List the lines of this listing that hold the word "type".

Records that describe figures:
:::

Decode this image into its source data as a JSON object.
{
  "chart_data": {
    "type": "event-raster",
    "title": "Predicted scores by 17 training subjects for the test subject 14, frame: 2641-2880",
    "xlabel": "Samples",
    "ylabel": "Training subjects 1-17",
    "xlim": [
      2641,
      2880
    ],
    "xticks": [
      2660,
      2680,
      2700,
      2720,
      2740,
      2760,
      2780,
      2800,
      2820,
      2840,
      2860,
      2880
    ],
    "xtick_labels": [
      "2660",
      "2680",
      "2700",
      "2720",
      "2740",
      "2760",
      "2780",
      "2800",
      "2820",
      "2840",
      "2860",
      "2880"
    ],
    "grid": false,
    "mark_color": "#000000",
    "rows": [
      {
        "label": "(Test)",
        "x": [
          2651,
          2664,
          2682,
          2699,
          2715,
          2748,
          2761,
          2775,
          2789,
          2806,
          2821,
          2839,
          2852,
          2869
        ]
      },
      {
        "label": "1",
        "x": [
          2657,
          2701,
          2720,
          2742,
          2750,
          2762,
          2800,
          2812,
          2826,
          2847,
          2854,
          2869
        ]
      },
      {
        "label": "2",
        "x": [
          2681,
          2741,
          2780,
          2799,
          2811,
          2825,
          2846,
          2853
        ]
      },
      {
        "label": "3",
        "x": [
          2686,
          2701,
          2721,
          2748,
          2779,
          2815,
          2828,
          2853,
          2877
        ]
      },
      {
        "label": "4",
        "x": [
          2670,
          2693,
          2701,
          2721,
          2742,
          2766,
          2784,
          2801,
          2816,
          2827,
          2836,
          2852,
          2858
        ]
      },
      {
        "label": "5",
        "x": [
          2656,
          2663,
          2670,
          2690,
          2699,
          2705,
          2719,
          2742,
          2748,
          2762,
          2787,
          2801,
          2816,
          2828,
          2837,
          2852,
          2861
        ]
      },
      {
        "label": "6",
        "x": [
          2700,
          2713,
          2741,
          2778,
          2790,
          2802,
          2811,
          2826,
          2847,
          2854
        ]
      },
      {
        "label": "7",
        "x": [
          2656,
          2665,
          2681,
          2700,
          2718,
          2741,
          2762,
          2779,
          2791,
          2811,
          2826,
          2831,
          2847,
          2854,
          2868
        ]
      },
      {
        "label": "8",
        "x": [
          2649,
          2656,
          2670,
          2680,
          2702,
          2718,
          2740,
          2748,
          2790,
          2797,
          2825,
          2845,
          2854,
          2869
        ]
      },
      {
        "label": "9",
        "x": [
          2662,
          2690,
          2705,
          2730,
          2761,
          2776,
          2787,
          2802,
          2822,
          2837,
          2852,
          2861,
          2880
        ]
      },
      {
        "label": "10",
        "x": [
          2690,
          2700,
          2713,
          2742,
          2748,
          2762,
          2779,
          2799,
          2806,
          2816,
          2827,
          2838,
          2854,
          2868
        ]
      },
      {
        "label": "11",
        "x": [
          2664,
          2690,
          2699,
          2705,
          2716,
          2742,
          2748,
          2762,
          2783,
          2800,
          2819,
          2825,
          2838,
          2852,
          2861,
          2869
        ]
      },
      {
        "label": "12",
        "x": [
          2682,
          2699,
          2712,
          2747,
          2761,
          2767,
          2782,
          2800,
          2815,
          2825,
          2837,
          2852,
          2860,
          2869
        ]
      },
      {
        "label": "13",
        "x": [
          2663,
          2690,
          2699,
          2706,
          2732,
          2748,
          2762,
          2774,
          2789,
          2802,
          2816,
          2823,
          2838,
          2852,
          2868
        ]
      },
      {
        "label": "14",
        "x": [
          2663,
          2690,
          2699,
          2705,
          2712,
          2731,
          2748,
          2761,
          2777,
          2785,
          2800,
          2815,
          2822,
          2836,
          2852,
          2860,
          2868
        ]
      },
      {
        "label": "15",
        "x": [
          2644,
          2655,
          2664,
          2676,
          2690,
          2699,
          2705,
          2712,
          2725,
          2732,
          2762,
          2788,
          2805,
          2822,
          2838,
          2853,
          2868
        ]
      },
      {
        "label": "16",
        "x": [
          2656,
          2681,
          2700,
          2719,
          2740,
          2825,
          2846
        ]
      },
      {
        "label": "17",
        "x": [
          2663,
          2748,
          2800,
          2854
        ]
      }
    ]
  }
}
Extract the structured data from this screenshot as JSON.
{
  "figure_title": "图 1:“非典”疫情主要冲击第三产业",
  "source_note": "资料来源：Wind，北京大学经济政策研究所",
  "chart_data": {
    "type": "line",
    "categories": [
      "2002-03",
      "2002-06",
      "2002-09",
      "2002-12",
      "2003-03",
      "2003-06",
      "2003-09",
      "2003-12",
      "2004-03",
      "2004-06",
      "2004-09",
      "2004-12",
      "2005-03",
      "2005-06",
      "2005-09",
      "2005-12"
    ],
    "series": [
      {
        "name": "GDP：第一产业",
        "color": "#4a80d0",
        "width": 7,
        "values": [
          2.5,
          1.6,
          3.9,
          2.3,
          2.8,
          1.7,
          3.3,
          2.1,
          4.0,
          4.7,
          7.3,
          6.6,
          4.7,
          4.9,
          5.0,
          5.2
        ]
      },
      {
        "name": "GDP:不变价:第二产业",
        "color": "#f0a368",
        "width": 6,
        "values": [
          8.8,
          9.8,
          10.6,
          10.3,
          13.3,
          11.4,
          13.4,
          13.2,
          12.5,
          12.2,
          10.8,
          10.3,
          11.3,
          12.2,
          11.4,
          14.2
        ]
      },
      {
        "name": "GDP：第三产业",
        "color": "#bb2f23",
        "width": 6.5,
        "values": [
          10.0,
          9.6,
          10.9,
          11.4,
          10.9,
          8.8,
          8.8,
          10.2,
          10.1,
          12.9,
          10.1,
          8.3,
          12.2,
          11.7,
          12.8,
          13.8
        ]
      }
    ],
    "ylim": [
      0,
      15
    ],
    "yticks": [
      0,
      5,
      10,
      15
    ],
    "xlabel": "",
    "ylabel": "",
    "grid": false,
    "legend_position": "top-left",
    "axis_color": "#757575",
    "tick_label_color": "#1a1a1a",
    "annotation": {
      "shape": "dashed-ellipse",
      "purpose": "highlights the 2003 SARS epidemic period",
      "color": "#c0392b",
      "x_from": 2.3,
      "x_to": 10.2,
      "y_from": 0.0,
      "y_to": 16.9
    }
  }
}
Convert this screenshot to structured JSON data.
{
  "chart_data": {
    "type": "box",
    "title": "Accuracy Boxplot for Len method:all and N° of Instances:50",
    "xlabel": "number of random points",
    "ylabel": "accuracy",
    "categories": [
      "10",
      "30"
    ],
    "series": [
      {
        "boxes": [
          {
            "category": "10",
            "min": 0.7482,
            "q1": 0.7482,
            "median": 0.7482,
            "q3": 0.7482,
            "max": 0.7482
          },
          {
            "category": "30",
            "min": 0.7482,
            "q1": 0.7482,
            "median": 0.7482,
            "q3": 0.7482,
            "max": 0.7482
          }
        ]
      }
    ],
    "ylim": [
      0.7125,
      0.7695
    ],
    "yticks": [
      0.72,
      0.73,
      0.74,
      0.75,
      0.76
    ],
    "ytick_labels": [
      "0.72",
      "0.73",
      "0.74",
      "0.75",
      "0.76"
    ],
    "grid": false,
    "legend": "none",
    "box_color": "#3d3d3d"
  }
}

:::

Solution to this problem:
    "type": "event-raster",
    "type": "line",
    "type": "box",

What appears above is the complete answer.